• What is needed: Search the material for the word "guide" and copy each line that holds it.

[Begin Entries shown]

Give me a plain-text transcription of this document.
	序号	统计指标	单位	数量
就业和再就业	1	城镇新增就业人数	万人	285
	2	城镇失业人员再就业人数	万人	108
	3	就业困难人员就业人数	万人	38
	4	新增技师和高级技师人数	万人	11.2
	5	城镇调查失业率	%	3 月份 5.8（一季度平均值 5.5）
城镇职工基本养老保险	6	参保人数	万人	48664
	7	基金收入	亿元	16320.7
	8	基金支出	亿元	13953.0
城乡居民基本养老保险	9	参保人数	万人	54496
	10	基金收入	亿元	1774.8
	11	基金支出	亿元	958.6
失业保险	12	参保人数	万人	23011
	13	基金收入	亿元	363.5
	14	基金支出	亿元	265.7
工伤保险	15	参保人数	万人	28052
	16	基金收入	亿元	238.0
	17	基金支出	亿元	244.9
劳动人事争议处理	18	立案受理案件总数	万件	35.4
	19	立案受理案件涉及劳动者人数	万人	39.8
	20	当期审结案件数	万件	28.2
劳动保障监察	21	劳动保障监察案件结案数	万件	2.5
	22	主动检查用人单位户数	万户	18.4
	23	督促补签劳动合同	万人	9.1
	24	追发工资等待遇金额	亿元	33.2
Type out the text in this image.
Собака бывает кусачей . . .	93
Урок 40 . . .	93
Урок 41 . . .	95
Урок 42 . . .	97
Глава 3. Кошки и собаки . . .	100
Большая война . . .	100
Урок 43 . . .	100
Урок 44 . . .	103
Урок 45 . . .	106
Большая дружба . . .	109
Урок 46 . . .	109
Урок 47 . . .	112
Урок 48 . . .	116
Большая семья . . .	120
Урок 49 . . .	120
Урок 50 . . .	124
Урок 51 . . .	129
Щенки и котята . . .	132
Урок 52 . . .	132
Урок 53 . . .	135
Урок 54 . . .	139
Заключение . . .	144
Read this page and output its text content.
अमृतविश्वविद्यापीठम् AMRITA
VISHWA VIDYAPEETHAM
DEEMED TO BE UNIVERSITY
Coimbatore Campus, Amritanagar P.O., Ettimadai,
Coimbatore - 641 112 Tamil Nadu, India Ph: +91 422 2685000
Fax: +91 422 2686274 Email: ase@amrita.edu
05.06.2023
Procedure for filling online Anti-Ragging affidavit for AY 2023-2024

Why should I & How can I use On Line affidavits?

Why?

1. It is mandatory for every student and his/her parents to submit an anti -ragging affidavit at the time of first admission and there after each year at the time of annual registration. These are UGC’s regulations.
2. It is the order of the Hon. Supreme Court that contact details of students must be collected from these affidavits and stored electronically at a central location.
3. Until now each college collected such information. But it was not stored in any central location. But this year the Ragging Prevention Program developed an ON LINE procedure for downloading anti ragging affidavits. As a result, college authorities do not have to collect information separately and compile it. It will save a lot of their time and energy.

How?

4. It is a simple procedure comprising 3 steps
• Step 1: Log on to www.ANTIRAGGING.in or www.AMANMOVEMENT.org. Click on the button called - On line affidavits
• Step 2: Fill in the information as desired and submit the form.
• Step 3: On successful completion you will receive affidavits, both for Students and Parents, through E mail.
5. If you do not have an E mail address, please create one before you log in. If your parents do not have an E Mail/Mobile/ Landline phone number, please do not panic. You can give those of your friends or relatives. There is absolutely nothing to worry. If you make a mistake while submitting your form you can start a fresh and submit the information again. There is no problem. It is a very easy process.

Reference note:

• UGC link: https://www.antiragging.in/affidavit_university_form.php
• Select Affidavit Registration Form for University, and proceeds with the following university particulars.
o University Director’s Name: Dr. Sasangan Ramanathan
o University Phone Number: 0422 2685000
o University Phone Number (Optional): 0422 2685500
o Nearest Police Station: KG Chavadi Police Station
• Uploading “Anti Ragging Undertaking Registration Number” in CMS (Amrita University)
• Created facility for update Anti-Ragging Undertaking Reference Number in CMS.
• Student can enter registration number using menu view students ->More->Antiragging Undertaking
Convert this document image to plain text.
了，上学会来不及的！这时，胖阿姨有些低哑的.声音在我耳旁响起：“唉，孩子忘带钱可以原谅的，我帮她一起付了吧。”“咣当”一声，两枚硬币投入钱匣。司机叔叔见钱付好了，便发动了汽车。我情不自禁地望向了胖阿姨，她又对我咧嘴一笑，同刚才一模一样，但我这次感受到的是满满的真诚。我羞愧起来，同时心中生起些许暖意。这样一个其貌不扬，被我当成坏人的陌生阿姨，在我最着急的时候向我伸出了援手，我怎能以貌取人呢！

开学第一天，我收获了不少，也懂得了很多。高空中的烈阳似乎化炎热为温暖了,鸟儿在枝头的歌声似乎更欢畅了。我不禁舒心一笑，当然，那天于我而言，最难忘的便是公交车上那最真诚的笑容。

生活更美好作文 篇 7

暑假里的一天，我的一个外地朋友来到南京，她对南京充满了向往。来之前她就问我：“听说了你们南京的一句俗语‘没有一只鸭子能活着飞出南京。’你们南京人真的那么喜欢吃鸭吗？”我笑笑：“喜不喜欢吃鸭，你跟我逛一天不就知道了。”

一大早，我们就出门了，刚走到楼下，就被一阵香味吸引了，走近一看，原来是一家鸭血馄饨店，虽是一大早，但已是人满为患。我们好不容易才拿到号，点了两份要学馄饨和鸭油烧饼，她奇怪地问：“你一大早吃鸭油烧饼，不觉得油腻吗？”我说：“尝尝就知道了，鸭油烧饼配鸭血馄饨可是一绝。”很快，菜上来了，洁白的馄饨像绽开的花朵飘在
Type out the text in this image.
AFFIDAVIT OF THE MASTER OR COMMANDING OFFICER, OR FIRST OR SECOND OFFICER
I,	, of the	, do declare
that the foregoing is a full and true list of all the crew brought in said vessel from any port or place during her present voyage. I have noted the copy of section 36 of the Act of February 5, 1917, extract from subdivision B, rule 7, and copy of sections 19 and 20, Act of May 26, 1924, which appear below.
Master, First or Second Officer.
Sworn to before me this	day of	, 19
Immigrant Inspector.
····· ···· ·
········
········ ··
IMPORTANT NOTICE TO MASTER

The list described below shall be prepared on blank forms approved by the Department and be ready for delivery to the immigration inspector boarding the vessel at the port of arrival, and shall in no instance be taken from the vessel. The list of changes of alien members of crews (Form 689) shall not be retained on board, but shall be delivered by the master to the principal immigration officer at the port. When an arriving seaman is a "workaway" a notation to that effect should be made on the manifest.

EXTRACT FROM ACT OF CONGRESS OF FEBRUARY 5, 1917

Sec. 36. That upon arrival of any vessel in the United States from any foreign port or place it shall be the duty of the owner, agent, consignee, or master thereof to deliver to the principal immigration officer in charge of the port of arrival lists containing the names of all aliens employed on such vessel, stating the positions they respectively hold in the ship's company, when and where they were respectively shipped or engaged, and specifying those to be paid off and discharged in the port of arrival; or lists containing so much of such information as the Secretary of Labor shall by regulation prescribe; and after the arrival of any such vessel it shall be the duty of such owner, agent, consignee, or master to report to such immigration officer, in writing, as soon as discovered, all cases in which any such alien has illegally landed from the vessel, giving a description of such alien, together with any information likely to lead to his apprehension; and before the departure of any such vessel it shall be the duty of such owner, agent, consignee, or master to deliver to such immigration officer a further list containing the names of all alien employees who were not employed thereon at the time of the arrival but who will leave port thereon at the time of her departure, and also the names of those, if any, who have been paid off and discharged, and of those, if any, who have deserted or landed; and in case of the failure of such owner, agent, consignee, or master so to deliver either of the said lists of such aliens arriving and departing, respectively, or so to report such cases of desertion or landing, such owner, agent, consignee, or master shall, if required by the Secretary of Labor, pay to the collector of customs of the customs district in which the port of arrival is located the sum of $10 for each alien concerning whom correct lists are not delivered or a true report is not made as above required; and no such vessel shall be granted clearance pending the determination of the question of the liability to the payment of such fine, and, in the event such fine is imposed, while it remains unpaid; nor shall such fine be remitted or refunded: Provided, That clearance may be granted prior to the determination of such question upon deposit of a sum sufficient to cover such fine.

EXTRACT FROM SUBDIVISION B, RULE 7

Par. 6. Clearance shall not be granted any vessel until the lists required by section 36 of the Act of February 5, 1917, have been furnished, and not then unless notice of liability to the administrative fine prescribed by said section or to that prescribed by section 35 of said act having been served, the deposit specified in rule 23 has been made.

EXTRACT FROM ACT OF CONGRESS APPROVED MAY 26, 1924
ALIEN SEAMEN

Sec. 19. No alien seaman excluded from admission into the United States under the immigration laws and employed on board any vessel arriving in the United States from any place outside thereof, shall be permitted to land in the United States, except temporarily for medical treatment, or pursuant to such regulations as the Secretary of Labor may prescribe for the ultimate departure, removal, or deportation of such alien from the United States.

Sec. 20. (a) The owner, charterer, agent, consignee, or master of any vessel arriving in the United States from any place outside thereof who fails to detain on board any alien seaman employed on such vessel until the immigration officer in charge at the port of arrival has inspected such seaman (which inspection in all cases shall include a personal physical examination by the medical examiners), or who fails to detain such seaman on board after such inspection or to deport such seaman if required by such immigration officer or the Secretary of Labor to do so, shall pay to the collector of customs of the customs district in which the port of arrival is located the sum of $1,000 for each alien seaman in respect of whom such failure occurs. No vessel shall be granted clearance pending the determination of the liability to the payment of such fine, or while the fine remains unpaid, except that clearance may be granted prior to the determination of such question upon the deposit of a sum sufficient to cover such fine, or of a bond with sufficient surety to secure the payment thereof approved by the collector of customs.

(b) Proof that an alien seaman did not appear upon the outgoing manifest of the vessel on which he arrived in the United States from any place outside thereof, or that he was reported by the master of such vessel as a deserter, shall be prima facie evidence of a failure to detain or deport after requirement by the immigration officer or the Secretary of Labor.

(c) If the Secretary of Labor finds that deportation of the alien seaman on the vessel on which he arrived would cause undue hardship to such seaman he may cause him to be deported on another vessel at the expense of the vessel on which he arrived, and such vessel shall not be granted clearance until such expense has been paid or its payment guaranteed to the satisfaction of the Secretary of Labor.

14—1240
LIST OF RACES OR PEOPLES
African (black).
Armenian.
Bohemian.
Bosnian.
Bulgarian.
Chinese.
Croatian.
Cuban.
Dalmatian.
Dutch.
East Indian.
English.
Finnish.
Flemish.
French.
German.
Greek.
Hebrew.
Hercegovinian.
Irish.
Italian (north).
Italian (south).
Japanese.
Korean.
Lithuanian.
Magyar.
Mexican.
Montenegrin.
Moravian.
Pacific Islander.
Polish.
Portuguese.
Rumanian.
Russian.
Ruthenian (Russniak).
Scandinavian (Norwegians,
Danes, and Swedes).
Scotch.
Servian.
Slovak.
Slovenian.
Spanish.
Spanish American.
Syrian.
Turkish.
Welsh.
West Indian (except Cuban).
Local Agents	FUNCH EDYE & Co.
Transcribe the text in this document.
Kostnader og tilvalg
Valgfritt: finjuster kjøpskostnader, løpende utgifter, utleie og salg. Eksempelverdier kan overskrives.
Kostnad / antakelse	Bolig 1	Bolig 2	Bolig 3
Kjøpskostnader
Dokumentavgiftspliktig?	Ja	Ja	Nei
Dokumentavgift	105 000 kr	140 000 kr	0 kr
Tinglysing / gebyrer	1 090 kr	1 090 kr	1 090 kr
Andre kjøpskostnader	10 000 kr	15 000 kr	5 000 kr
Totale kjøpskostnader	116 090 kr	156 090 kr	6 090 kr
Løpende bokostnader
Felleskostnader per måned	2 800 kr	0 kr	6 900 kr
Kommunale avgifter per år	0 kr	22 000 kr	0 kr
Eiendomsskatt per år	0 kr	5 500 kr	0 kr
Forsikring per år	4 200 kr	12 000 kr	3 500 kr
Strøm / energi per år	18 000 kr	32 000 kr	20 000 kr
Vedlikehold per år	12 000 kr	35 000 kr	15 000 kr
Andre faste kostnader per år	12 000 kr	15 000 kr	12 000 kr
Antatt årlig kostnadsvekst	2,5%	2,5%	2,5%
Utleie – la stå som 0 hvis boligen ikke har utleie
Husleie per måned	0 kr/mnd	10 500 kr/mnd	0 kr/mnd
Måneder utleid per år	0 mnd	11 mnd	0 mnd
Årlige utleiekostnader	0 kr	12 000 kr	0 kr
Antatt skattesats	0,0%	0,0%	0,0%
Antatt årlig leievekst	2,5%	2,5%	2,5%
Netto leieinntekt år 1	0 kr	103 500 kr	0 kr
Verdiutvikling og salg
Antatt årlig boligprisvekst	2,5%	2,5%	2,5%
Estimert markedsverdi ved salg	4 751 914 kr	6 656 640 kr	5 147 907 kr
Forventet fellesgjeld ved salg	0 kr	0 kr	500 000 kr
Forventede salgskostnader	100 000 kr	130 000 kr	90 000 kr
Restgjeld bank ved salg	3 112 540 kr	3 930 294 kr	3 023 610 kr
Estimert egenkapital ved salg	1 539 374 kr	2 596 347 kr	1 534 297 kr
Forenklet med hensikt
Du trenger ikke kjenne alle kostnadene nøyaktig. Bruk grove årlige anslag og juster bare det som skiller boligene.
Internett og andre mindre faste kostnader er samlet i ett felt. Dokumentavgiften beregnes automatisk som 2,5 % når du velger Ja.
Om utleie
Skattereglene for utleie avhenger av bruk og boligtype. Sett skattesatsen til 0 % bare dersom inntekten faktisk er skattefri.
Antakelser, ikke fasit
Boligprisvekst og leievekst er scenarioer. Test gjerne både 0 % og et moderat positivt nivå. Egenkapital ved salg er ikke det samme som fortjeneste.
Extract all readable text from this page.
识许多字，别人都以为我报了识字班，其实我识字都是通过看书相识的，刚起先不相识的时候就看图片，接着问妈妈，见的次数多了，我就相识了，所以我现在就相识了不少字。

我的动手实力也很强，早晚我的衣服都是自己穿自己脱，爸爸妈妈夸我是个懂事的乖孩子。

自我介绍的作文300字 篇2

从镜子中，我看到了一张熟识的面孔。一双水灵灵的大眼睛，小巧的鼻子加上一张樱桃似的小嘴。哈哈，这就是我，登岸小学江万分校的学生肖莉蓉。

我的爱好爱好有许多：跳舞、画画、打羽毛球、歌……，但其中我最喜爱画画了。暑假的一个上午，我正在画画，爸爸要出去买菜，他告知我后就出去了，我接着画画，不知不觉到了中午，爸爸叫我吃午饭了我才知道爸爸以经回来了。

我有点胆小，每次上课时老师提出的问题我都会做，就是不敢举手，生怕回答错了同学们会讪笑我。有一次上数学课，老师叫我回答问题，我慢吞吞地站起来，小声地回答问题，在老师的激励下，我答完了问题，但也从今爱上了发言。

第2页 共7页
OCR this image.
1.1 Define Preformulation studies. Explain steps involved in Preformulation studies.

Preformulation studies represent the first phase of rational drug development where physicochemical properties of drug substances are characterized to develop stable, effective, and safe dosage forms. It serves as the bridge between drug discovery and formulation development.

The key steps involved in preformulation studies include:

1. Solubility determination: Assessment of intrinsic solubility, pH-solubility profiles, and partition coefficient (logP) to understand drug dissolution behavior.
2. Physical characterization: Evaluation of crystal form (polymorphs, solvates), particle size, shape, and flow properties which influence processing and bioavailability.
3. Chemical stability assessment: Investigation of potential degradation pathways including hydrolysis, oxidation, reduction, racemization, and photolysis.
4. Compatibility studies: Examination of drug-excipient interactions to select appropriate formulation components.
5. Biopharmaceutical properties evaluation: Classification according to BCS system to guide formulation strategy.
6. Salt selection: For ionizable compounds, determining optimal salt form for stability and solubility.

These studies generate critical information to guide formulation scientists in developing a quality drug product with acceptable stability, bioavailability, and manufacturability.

[End Entries shown]

• Result:
5. Biopharmaceutical properties evaluation: Classification according to BCS system to guide formulation strategy.
These studies generate critical information to guide formulation scientists in developing a quality drug product with acceptable stability, bioavailability, and manufacturability.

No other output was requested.